Data supplied:
————————
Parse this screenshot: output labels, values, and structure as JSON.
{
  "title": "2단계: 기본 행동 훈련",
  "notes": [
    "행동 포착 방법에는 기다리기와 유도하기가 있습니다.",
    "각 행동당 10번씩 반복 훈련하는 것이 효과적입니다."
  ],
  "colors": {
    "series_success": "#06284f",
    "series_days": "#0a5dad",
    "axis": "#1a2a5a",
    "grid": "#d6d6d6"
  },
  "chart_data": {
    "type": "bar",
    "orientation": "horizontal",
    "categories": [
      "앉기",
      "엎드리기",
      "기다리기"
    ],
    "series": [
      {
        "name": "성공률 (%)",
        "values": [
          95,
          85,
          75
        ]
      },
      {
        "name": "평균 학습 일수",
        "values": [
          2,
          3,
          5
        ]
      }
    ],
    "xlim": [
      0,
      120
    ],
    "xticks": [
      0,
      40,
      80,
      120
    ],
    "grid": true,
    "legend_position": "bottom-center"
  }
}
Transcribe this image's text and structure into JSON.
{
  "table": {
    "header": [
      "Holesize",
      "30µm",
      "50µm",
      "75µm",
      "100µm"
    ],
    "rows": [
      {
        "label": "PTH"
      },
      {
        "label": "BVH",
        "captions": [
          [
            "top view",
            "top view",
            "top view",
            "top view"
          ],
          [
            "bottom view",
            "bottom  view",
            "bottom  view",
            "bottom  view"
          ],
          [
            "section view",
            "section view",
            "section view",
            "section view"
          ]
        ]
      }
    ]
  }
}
————————
Job: Transcribe the material above in its entirety. Match it exactly.

Expected output:
Parse this screenshot: output labels, values, and structure as JSON.
{
  "title": "2단계: 기본 행동 훈련",
  "notes": [
    "행동 포착 방법에는 기다리기와 유도하기가 있습니다.",
    "각 행동당 10번씩 반복 훈련하는 것이 효과적입니다."
  ],
  "colors": {
    "series_success": "#06284f",
    "series_days": "#0a5dad",
    "axis": "#1a2a5a",
    "grid": "#d6d6d6"
  },
  "chart_data": {
    "type": "bar",
    "orientation": "horizontal",
    "categories": [
      "앉기",
      "엎드리기",
      "기다리기"
    ],
    "series": [
      {
        "name": "성공률 (%)",
        "values": [
          95,
          85,
          75
        ]
      },
      {
        "name": "평균 학습 일수",
        "values": [
          2,
          3,
          5
        ]
      }
    ],
    "xlim": [
      0,
      120
    ],
    "xticks": [
      0,
      40,
      80,
      120
    ],
    "grid": true,
    "legend_position": "bottom-center"
  }
}
Transcribe this image's text and structure into JSON.
{
  "table": {
    "header": [
      "Holesize",
      "30µm",
      "50µm",
      "75µm",
      "100µm"
    ],
    "rows": [
      {
        "label": "PTH"
      },
      {
        "label": "BVH",
        "captions": [
          [
            "top view",
            "top view",
            "top view",
            "top view"
          ],
          [
            "bottom view",
            "bottom  view",
            "bottom  view",
            "bottom  view"
          ],
          [
            "section view",
            "section view",
            "section view",
            "section view"
          ]
        ]
      }
    ]
  }
}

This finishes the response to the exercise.